Description of the task: Return all lines where the word "sandbox" can be found.

Data for processing:
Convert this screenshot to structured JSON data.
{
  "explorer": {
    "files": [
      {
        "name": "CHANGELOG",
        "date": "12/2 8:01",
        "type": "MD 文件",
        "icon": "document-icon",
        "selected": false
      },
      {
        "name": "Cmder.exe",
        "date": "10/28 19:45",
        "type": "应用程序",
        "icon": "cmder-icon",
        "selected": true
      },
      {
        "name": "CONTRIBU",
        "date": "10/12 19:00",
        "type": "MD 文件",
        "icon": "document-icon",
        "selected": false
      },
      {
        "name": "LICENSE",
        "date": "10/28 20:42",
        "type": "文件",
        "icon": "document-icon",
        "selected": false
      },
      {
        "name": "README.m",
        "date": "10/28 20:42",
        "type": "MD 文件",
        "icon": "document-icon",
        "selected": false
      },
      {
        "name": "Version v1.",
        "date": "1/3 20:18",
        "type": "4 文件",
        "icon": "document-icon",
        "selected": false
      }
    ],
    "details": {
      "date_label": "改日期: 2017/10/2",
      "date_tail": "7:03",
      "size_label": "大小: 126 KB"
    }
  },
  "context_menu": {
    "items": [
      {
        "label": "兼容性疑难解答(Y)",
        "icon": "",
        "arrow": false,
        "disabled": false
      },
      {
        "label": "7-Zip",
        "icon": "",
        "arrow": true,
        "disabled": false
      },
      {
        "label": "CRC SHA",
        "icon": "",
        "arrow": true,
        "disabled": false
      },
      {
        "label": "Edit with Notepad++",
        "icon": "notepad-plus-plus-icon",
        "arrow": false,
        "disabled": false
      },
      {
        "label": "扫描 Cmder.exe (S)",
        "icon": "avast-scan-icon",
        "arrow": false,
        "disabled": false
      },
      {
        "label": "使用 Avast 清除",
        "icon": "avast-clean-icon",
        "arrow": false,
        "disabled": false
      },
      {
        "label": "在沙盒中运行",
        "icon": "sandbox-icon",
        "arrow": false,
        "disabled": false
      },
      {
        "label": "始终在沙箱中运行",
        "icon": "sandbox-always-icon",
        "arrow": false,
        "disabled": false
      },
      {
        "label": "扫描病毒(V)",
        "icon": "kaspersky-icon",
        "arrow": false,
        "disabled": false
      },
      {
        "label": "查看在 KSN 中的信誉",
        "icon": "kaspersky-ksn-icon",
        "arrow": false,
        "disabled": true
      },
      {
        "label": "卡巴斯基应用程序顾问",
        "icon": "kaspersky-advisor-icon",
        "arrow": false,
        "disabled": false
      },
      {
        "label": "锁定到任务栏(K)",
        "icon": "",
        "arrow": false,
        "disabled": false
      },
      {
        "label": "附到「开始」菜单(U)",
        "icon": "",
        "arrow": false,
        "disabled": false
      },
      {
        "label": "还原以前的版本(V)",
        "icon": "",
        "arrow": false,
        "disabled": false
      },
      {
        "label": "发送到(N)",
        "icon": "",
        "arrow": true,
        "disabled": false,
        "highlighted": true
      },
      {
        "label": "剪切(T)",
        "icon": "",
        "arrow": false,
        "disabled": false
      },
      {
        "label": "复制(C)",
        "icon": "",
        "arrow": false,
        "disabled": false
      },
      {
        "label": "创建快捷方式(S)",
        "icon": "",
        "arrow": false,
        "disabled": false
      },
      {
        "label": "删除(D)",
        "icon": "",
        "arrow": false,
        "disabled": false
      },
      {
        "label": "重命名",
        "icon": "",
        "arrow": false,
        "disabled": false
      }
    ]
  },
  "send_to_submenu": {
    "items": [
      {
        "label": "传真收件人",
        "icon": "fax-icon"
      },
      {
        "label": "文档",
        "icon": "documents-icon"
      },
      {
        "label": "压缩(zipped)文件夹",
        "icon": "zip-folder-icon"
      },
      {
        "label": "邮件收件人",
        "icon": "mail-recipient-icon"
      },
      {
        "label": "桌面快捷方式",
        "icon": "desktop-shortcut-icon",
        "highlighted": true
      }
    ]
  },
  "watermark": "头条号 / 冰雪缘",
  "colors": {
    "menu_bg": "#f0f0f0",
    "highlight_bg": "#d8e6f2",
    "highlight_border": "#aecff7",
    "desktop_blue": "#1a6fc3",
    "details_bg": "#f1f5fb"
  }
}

Output of the task:
        "icon": "sandbox-icon",
        "icon": "sandbox-always-icon",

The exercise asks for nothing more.